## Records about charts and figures

[Begin]

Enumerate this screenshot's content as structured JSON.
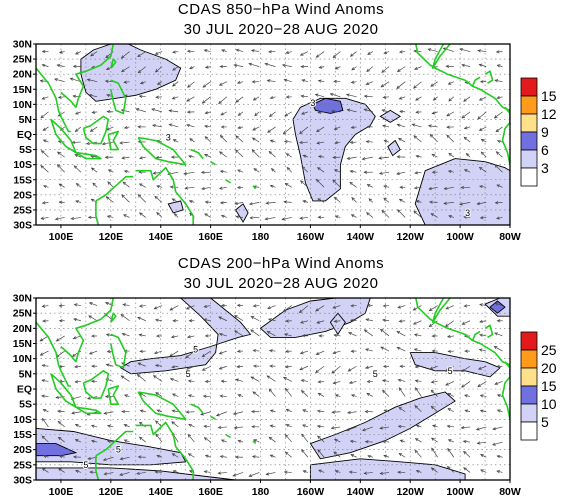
{
  "chart_data": [
    {
      "type": "map",
      "title_line1": "CDAS 850−hPa Wind Anoms",
      "title_line2": "30 JUL 2020−28 AUG 2020",
      "lon_labels": [
        "100E",
        "120E",
        "140E",
        "160E",
        "180",
        "160W",
        "140W",
        "120W",
        "100W",
        "80W"
      ],
      "lat_labels": [
        "30N",
        "25N",
        "20N",
        "15N",
        "10N",
        "5N",
        "EQ",
        "5S",
        "10S",
        "15S",
        "20S",
        "25S",
        "30S"
      ],
      "lon_range": [
        90,
        280
      ],
      "lat_range": [
        -30,
        30
      ],
      "contour_labels": [
        "3",
        "3",
        "3"
      ],
      "colorbar_levels": [
        "3",
        "6",
        "9",
        "12",
        "15"
      ],
      "colorbar_colors": [
        "#ffffff",
        "#d2d2f7",
        "#7070e0",
        "#ffe08a",
        "#ff9a1a",
        "#e31a1c"
      ],
      "contour_interval": 3
    },
    {
      "type": "map",
      "title_line1": "CDAS 200−hPa Wind Anoms",
      "title_line2": "30 JUL 2020−28 AUG 2020",
      "lon_labels": [
        "100E",
        "120E",
        "140E",
        "160E",
        "180",
        "160W",
        "140W",
        "120W",
        "100W",
        "80W"
      ],
      "lat_labels": [
        "30N",
        "25N",
        "20N",
        "15N",
        "10N",
        "5N",
        "EQ",
        "5S",
        "10S",
        "15S",
        "20S",
        "25S",
        "30S"
      ],
      "lon_range": [
        90,
        280
      ],
      "lat_range": [
        -30,
        30
      ],
      "contour_labels": [
        "5",
        "5",
        "5",
        "5",
        "5",
        "5"
      ],
      "colorbar_levels": [
        "5",
        "10",
        "15",
        "20",
        "25"
      ],
      "colorbar_colors": [
        "#ffffff",
        "#d2d2f7",
        "#7070e0",
        "#ffe08a",
        "#ff9a1a",
        "#e31a1c"
      ],
      "contour_interval": 5
    }
  ]
}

[End]

## Work required
Output the material word for word, omitting its pictures.

## Result of the exercise
Enumerate this screenshot's content as structured JSON.
{
  "chart_data": [
    {
      "type": "map",
      "title_line1": "CDAS 850−hPa Wind Anoms",
      "title_line2": "30 JUL 2020−28 AUG 2020",
      "lon_labels": [
        "100E",
        "120E",
        "140E",
        "160E",
        "180",
        "160W",
        "140W",
        "120W",
        "100W",
        "80W"
      ],
      "lat_labels": [
        "30N",
        "25N",
        "20N",
        "15N",
        "10N",
        "5N",
        "EQ",
        "5S",
        "10S",
        "15S",
        "20S",
        "25S",
        "30S"
      ],
      "lon_range": [
        90,
        280
      ],
      "lat_range": [
        -30,
        30
      ],
      "contour_labels": [
        "3",
        "3",
        "3"
      ],
      "colorbar_levels": [
        "3",
        "6",
        "9",
        "12",
        "15"
      ],
      "colorbar_colors": [
        "#ffffff",
        "#d2d2f7",
        "#7070e0",
        "#ffe08a",
        "#ff9a1a",
        "#e31a1c"
      ],
      "contour_interval": 3
    },
    {
      "type": "map",
      "title_line1": "CDAS 200−hPa Wind Anoms",
      "title_line2": "30 JUL 2020−28 AUG 2020",
      "lon_labels": [
        "100E",
        "120E",
        "140E",
        "160E",
        "180",
        "160W",
        "140W",
        "120W",
        "100W",
        "80W"
      ],
      "lat_labels": [
        "30N",
        "25N",
        "20N",
        "15N",
        "10N",
        "5N",
        "EQ",
        "5S",
        "10S",
        "15S",
        "20S",
        "25S",
        "30S"
      ],
      "lon_range": [
        90,
        280
      ],
      "lat_range": [
        -30,
        30
      ],
      "contour_labels": [
        "5",
        "5",
        "5",
        "5",
        "5",
        "5"
      ],
      "colorbar_levels": [
        "5",
        "10",
        "15",
        "20",
        "25"
      ],
      "colorbar_colors": [
        "#ffffff",
        "#d2d2f7",
        "#7070e0",
        "#ffe08a",
        "#ff9a1a",
        "#e31a1c"
      ],
      "contour_interval": 5
    }
  ]
}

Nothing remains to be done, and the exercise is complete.